Set problem
From the material below, list every line containing "согласно".

________

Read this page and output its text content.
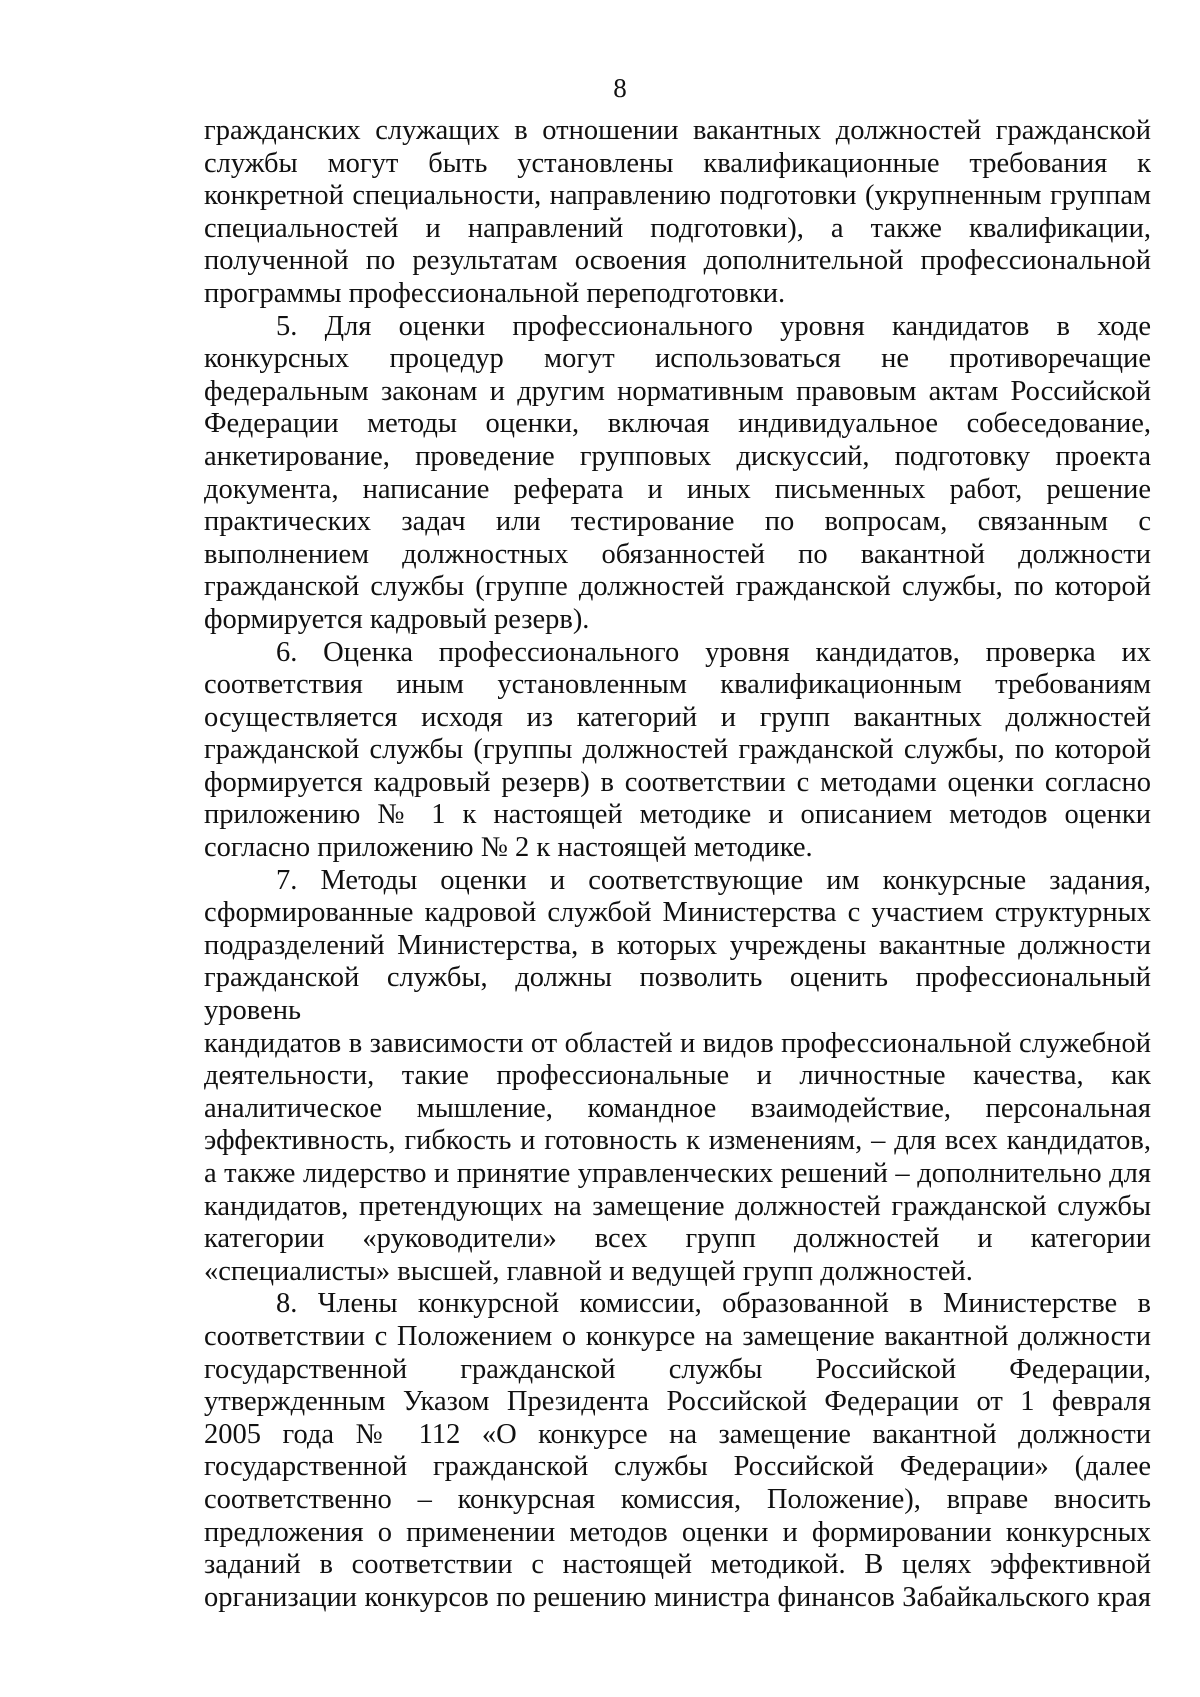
8
гражданских служащих в отношении вакантных должностей гражданской
службы могут быть установлены квалификационные требования к
конкретной специальности, направлению подготовки (укрупненным группам
специальностей и направлений подготовки), а также квалификации,
полученной по результатам освоения дополнительной профессиональной
программы профессиональной переподготовки.
5. Для оценки профессионального уровня кандидатов в ходе
конкурсных процедур могут использоваться не противоречащие
федеральным законам и другим нормативным правовым актам Российской
Федерации методы оценки, включая индивидуальное собеседование,
анкетирование, проведение групповых дискуссий, подготовку проекта
документа, написание реферата и иных письменных работ, решение
практических задач или тестирование по вопросам, связанным с
выполнением должностных обязанностей по вакантной должности
гражданской службы (группе должностей гражданской службы, по которой
формируется кадровый резерв).
6. Оценка профессионального уровня кандидатов, проверка их
соответствия иным установленным квалификационным требованиям
осуществляется исходя из категорий и групп вакантных должностей
гражданской службы (группы должностей гражданской службы, по которой
формируется кадровый резерв) в соответствии с методами оценки согласно
приложению № 1 к настоящей методике и описанием методов оценки
согласно приложению № 2 к настоящей методике.
7. Методы оценки и соответствующие им конкурсные задания,
сформированные кадровой службой Министерства с участием структурных
подразделений Министерства, в которых учреждены вакантные должности
гражданской службы, должны позволить оценить профессиональный уровень
кандидатов в зависимости от областей и видов профессиональной служебной
деятельности, такие профессиональные и личностные качества, как
аналитическое мышление, командное взаимодействие, персональная
эффективность, гибкость и готовность к изменениям, – для всех кандидатов,
а также лидерство и принятие управленческих решений – дополнительно для
кандидатов, претендующих на замещение должностей гражданской службы
категории «руководители» всех групп должностей и категории
«специалисты» высшей, главной и ведущей групп должностей.
8. Члены конкурсной комиссии, образованной в Министерстве в
соответствии с Положением о конкурсе на замещение вакантной должности
государственной гражданской службы Российской Федерации,
утвержденным Указом Президента Российской Федерации от 1 февраля
2005 года № 112 «О конкурсе на замещение вакантной должности
государственной гражданской службы Российской Федерации» (далее
соответственно – конкурсная комиссия, Положение), вправе вносить
предложения о применении методов оценки и формировании конкурсных
заданий в соответствии с настоящей методикой. В целях эффективной
организации конкурсов по решению министра финансов Забайкальского края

________

Solution
формируется кадровый резерв) в соответствии с методами оценки согласно
согласно приложению № 2 к настоящей методике.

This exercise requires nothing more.